* Begin *
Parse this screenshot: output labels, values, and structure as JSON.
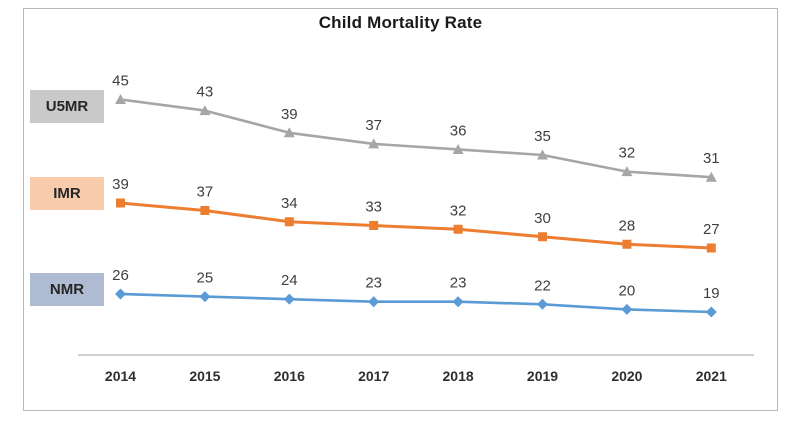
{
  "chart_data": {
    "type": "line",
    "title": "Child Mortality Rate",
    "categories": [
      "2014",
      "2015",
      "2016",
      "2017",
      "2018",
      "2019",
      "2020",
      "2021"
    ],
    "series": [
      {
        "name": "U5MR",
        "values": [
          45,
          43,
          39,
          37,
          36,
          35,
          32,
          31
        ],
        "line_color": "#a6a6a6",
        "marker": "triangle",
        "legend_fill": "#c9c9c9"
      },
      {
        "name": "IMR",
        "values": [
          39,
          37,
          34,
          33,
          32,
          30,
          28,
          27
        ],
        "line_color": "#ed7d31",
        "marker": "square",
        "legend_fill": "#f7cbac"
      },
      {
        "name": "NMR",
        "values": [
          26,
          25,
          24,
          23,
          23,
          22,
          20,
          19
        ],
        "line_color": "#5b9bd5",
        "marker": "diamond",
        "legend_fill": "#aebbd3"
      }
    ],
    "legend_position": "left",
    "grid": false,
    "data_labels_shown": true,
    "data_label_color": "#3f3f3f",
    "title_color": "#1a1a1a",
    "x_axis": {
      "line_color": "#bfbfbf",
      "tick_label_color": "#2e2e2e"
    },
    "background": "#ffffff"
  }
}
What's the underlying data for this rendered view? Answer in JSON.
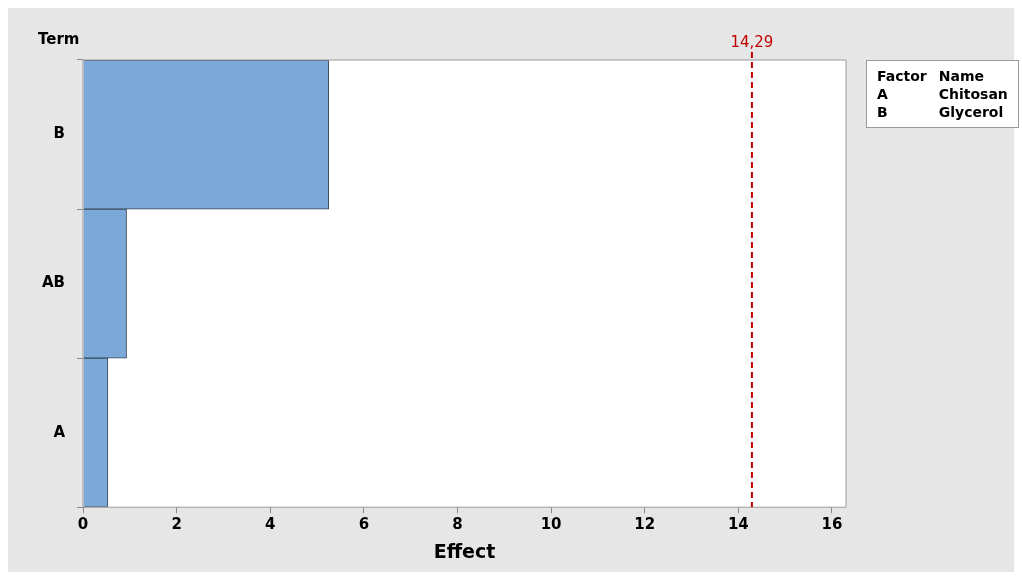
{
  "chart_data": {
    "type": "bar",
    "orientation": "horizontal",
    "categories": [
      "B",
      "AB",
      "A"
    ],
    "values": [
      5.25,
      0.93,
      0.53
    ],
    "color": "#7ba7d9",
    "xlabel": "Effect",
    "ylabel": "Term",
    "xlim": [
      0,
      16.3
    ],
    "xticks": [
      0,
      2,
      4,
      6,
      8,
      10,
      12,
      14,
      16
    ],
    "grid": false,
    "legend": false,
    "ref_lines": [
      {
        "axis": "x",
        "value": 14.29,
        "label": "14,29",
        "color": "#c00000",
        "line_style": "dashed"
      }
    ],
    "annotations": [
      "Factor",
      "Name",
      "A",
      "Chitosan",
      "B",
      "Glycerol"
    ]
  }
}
* End *
● **Problem**
Return each line of the data that contains the string "marker".

● **The completed task**
        "marker": "triangle",
        "marker": "square",
        "marker": "diamond",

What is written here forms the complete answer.